_Extracted entries_.
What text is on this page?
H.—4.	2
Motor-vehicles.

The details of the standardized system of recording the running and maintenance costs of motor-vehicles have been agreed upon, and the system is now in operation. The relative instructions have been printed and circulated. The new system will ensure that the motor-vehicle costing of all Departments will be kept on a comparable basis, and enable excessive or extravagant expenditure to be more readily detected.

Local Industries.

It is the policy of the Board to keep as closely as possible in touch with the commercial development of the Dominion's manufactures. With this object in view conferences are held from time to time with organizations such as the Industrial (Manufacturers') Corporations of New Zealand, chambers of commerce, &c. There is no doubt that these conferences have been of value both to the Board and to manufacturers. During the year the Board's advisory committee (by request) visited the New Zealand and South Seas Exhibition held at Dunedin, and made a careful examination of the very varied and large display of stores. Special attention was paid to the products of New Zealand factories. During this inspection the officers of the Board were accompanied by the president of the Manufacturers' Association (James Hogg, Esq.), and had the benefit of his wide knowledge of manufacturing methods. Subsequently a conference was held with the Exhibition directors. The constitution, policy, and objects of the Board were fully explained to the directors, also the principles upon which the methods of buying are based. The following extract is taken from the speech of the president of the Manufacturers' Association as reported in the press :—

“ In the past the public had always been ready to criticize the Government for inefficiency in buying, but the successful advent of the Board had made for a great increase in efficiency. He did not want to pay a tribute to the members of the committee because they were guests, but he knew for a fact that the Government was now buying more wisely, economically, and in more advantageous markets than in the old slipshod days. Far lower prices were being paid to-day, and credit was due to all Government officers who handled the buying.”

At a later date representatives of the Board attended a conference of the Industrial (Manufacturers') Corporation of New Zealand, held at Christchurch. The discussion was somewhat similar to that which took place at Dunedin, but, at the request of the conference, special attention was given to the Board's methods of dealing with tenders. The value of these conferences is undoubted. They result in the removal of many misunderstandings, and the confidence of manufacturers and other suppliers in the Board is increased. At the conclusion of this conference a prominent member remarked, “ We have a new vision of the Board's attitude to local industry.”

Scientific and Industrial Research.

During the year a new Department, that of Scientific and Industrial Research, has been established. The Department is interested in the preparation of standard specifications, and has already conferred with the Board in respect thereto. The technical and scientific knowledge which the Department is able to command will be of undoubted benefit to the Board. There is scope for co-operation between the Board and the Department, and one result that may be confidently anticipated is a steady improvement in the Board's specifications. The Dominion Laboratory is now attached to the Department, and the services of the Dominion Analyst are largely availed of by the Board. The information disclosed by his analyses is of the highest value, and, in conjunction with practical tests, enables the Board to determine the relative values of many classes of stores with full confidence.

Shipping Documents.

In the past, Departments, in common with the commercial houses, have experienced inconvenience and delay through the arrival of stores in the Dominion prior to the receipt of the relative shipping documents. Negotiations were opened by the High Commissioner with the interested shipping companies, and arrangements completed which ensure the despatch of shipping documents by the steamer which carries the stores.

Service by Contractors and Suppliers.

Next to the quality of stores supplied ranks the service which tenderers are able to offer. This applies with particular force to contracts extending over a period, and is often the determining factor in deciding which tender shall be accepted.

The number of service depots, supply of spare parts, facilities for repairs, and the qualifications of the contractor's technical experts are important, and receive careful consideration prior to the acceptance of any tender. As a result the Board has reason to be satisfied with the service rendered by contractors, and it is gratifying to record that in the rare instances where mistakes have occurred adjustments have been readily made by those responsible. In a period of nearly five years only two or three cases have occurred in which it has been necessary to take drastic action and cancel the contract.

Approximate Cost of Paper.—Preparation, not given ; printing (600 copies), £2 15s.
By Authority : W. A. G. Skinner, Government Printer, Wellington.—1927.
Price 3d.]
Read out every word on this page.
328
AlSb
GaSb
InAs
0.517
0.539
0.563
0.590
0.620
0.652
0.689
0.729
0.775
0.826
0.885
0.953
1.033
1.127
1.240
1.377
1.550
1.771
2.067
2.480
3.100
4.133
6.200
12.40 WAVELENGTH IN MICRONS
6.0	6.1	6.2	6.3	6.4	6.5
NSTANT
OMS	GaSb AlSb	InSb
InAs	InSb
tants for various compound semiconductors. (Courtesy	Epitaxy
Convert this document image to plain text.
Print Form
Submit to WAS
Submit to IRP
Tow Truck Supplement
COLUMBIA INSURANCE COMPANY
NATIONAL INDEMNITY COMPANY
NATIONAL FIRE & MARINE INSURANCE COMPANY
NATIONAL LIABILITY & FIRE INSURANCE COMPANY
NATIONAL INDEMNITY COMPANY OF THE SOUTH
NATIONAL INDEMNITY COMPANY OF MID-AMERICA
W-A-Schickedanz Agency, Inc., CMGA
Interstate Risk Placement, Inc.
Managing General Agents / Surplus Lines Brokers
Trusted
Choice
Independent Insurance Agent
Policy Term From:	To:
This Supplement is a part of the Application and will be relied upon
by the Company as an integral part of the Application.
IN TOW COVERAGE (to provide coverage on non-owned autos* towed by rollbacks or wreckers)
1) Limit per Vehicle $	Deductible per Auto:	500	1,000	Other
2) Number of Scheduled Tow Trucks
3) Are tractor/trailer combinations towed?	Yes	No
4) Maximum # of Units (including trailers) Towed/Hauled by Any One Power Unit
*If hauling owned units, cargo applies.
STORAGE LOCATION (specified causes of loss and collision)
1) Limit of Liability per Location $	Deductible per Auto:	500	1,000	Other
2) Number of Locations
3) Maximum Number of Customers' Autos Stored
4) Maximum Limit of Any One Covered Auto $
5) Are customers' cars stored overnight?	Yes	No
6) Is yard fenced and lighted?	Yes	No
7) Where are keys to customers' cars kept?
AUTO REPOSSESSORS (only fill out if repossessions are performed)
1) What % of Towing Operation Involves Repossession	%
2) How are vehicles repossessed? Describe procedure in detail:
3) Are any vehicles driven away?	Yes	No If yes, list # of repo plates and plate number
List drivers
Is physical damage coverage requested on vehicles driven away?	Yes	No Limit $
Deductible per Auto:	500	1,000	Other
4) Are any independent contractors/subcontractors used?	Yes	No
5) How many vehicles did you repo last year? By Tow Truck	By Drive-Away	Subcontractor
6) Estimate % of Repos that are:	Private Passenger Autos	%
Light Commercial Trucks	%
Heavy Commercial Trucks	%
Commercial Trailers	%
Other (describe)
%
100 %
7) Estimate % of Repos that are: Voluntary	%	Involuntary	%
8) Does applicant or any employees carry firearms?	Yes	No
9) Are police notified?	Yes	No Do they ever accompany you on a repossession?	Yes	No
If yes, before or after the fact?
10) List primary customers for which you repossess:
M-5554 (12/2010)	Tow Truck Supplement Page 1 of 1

_Problem_. Retype the listing exactly, in full.

_Answer to the exercise_.
What text is on this page?
H.—4.	2
Motor-vehicles.

The details of the standardized system of recording the running and maintenance costs of motor-vehicles have been agreed upon, and the system is now in operation. The relative instructions have been printed and circulated. The new system will ensure that the motor-vehicle costing of all Departments will be kept on a comparable basis, and enable excessive or extravagant expenditure to be more readily detected.

Local Industries.

It is the policy of the Board to keep as closely as possible in touch with the commercial development of the Dominion's manufactures. With this object in view conferences are held from time to time with organizations such as the Industrial (Manufacturers') Corporations of New Zealand, chambers of commerce, &c. There is no doubt that these conferences have been of value both to the Board and to manufacturers. During the year the Board's advisory committee (by request) visited the New Zealand and South Seas Exhibition held at Dunedin, and made a careful examination of the very varied and large display of stores. Special attention was paid to the products of New Zealand factories. During this inspection the officers of the Board were accompanied by the president of the Manufacturers' Association (James Hogg, Esq.), and had the benefit of his wide knowledge of manufacturing methods. Subsequently a conference was held with the Exhibition directors. The constitution, policy, and objects of the Board were fully explained to the directors, also the principles upon which the methods of buying are based. The following extract is taken from the speech of the president of the Manufacturers' Association as reported in the press :—

“ In the past the public had always been ready to criticize the Government for inefficiency in buying, but the successful advent of the Board had made for a great increase in efficiency. He did not want to pay a tribute to the members of the committee because they were guests, but he knew for a fact that the Government was now buying more wisely, economically, and in more advantageous markets than in the old slipshod days. Far lower prices were being paid to-day, and credit was due to all Government officers who handled the buying.”

At a later date representatives of the Board attended a conference of the Industrial (Manufacturers') Corporation of New Zealand, held at Christchurch. The discussion was somewhat similar to that which took place at Dunedin, but, at the request of the conference, special attention was given to the Board's methods of dealing with tenders. The value of these conferences is undoubted. They result in the removal of many misunderstandings, and the confidence of manufacturers and other suppliers in the Board is increased. At the conclusion of this conference a prominent member remarked, “ We have a new vision of the Board's attitude to local industry.”

Scientific and Industrial Research.

During the year a new Department, that of Scientific and Industrial Research, has been established. The Department is interested in the preparation of standard specifications, and has already conferred with the Board in respect thereto. The technical and scientific knowledge which the Department is able to command will be of undoubted benefit to the Board. There is scope for co-operation between the Board and the Department, and one result that may be confidently anticipated is a steady improvement in the Board's specifications. The Dominion Laboratory is now attached to the Department, and the services of the Dominion Analyst are largely availed of by the Board. The information disclosed by his analyses is of the highest value, and, in conjunction with practical tests, enables the Board to determine the relative values of many classes of stores with full confidence.

Shipping Documents.

In the past, Departments, in common with the commercial houses, have experienced inconvenience and delay through the arrival of stores in the Dominion prior to the receipt of the relative shipping documents. Negotiations were opened by the High Commissioner with the interested shipping companies, and arrangements completed which ensure the despatch of shipping documents by the steamer which carries the stores.

Service by Contractors and Suppliers.

Next to the quality of stores supplied ranks the service which tenderers are able to offer. This applies with particular force to contracts extending over a period, and is often the determining factor in deciding which tender shall be accepted.

The number of service depots, supply of spare parts, facilities for repairs, and the qualifications of the contractor's technical experts are important, and receive careful consideration prior to the acceptance of any tender. As a result the Board has reason to be satisfied with the service rendered by contractors, and it is gratifying to record that in the rare instances where mistakes have occurred adjustments have been readily made by those responsible. In a period of nearly five years only two or three cases have occurred in which it has been necessary to take drastic action and cancel the contract.

Approximate Cost of Paper.—Preparation, not given ; printing (600 copies), £2 15s.
By Authority : W. A. G. Skinner, Government Printer, Wellington.—1927.
Price 3d.]
Read out every word on this page.
328
AlSb
GaSb
InAs
0.517
0.539
0.563
0.590
0.620
0.652
0.689
0.729
0.775
0.826
0.885
0.953
1.033
1.127
1.240
1.377
1.550
1.771
2.067
2.480
3.100
4.133
6.200
12.40 WAVELENGTH IN MICRONS
6.0	6.1	6.2	6.3	6.4	6.5
NSTANT
OMS	GaSb AlSb	InSb
InAs	InSb
tants for various compound semiconductors. (Courtesy	Epitaxy
Convert this document image to plain text.
Print Form
Submit to WAS
Submit to IRP
Tow Truck Supplement
COLUMBIA INSURANCE COMPANY
NATIONAL INDEMNITY COMPANY
NATIONAL FIRE & MARINE INSURANCE COMPANY
NATIONAL LIABILITY & FIRE INSURANCE COMPANY
NATIONAL INDEMNITY COMPANY OF THE SOUTH
NATIONAL INDEMNITY COMPANY OF MID-AMERICA
W-A-Schickedanz Agency, Inc., CMGA
Interstate Risk Placement, Inc.
Managing General Agents / Surplus Lines Brokers
Trusted
Choice
Independent Insurance Agent
Policy Term From:	To:
This Supplement is a part of the Application and will be relied upon
by the Company as an integral part of the Application.
IN TOW COVERAGE (to provide coverage on non-owned autos* towed by rollbacks or wreckers)
1) Limit per Vehicle $	Deductible per Auto:	500	1,000	Other
2) Number of Scheduled Tow Trucks
3) Are tractor/trailer combinations towed?	Yes	No
4) Maximum # of Units (including trailers) Towed/Hauled by Any One Power Unit
*If hauling owned units, cargo applies.
STORAGE LOCATION (specified causes of loss and collision)
1) Limit of Liability per Location $	Deductible per Auto:	500	1,000	Other
2) Number of Locations
3) Maximum Number of Customers' Autos Stored
4) Maximum Limit of Any One Covered Auto $
5) Are customers' cars stored overnight?	Yes	No
6) Is yard fenced and lighted?	Yes	No
7) Where are keys to customers' cars kept?
AUTO REPOSSESSORS (only fill out if repossessions are performed)
1) What % of Towing Operation Involves Repossession	%
2) How are vehicles repossessed? Describe procedure in detail:
3) Are any vehicles driven away?	Yes	No If yes, list # of repo plates and plate number
List drivers
Is physical damage coverage requested on vehicles driven away?	Yes	No Limit $
Deductible per Auto:	500	1,000	Other
4) Are any independent contractors/subcontractors used?	Yes	No
5) How many vehicles did you repo last year? By Tow Truck	By Drive-Away	Subcontractor
6) Estimate % of Repos that are:	Private Passenger Autos	%
Light Commercial Trucks	%
Heavy Commercial Trucks	%
Commercial Trailers	%
Other (describe)
%
100 %
7) Estimate % of Repos that are: Voluntary	%	Involuntary	%
8) Does applicant or any employees carry firearms?	Yes	No
9) Are police notified?	Yes	No Do they ever accompany you on a repossession?	Yes	No
If yes, before or after the fact?
10) List primary customers for which you repossess:
M-5554 (12/2010)	Tow Truck Supplement Page 1 of 1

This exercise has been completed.